◆ Exercise requirements: Copy out all the entries exactly.
* * * * * * * * *
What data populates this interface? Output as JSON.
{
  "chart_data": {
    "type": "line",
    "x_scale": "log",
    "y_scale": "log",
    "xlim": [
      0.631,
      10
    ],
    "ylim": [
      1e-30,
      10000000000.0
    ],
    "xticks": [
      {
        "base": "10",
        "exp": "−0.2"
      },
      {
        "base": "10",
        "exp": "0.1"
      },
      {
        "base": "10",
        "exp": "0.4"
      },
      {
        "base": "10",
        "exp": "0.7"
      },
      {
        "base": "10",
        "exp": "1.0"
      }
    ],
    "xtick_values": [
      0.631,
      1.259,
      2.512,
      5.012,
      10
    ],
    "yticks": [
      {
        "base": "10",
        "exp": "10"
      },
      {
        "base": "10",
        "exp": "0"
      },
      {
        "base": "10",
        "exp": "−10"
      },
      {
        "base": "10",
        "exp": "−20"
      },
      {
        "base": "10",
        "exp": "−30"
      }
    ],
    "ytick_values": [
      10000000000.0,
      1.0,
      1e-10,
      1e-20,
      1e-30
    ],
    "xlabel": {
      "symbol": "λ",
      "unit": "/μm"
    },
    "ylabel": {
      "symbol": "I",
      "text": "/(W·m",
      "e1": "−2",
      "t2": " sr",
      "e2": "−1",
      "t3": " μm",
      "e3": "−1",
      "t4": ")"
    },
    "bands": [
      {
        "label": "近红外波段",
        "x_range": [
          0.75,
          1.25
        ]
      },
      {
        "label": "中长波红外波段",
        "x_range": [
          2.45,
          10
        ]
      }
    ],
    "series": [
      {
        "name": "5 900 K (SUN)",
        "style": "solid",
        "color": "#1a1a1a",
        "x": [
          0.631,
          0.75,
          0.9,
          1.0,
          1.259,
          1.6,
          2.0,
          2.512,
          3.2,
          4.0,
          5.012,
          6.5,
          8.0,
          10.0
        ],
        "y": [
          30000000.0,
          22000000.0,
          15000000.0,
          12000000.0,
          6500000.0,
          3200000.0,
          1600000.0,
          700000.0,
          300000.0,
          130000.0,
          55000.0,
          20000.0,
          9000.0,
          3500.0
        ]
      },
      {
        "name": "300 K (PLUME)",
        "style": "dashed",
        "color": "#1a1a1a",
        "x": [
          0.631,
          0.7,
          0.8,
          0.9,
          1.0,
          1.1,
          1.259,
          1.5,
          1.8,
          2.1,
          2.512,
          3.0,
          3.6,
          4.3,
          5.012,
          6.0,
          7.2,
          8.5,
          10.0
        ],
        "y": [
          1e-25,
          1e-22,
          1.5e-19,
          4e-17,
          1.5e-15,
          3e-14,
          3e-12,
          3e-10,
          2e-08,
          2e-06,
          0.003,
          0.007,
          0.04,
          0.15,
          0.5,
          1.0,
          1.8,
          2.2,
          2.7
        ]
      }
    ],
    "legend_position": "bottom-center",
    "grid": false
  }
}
* * * * * * * * *
◆ Solution:
What data populates this interface? Output as JSON.
{
  "chart_data": {
    "type": "line",
    "x_scale": "log",
    "y_scale": "log",
    "xlim": [
      0.631,
      10
    ],
    "ylim": [
      1e-30,
      10000000000.0
    ],
    "xticks": [
      {
        "base": "10",
        "exp": "−0.2"
      },
      {
        "base": "10",
        "exp": "0.1"
      },
      {
        "base": "10",
        "exp": "0.4"
      },
      {
        "base": "10",
        "exp": "0.7"
      },
      {
        "base": "10",
        "exp": "1.0"
      }
    ],
    "xtick_values": [
      0.631,
      1.259,
      2.512,
      5.012,
      10
    ],
    "yticks": [
      {
        "base": "10",
        "exp": "10"
      },
      {
        "base": "10",
        "exp": "0"
      },
      {
        "base": "10",
        "exp": "−10"
      },
      {
        "base": "10",
        "exp": "−20"
      },
      {
        "base": "10",
        "exp": "−30"
      }
    ],
    "ytick_values": [
      10000000000.0,
      1.0,
      1e-10,
      1e-20,
      1e-30
    ],
    "xlabel": {
      "symbol": "λ",
      "unit": "/μm"
    },
    "ylabel": {
      "symbol": "I",
      "text": "/(W·m",
      "e1": "−2",
      "t2": " sr",
      "e2": "−1",
      "t3": " μm",
      "e3": "−1",
      "t4": ")"
    },
    "bands": [
      {
        "label": "近红外波段",
        "x_range": [
          0.75,
          1.25
        ]
      },
      {
        "label": "中长波红外波段",
        "x_range": [
          2.45,
          10
        ]
      }
    ],
    "series": [
      {
        "name": "5 900 K (SUN)",
        "style": "solid",
        "color": "#1a1a1a",
        "x": [
          0.631,
          0.75,
          0.9,
          1.0,
          1.259,
          1.6,
          2.0,
          2.512,
          3.2,
          4.0,
          5.012,
          6.5,
          8.0,
          10.0
        ],
        "y": [
          30000000.0,
          22000000.0,
          15000000.0,
          12000000.0,
          6500000.0,
          3200000.0,
          1600000.0,
          700000.0,
          300000.0,
          130000.0,
          55000.0,
          20000.0,
          9000.0,
          3500.0
        ]
      },
      {
        "name": "300 K (PLUME)",
        "style": "dashed",
        "color": "#1a1a1a",
        "x": [
          0.631,
          0.7,
          0.8,
          0.9,
          1.0,
          1.1,
          1.259,
          1.5,
          1.8,
          2.1,
          2.512,
          3.0,
          3.6,
          4.3,
          5.012,
          6.0,
          7.2,
          8.5,
          10.0
        ],
        "y": [
          1e-25,
          1e-22,
          1.5e-19,
          4e-17,
          1.5e-15,
          3e-14,
          3e-12,
          3e-10,
          2e-08,
          2e-06,
          0.003,
          0.007,
          0.04,
          0.15,
          0.5,
          1.0,
          1.8,
          2.2,
          2.7
        ]
      }
    ],
    "legend_position": "bottom-center",
    "grid": false
  }
}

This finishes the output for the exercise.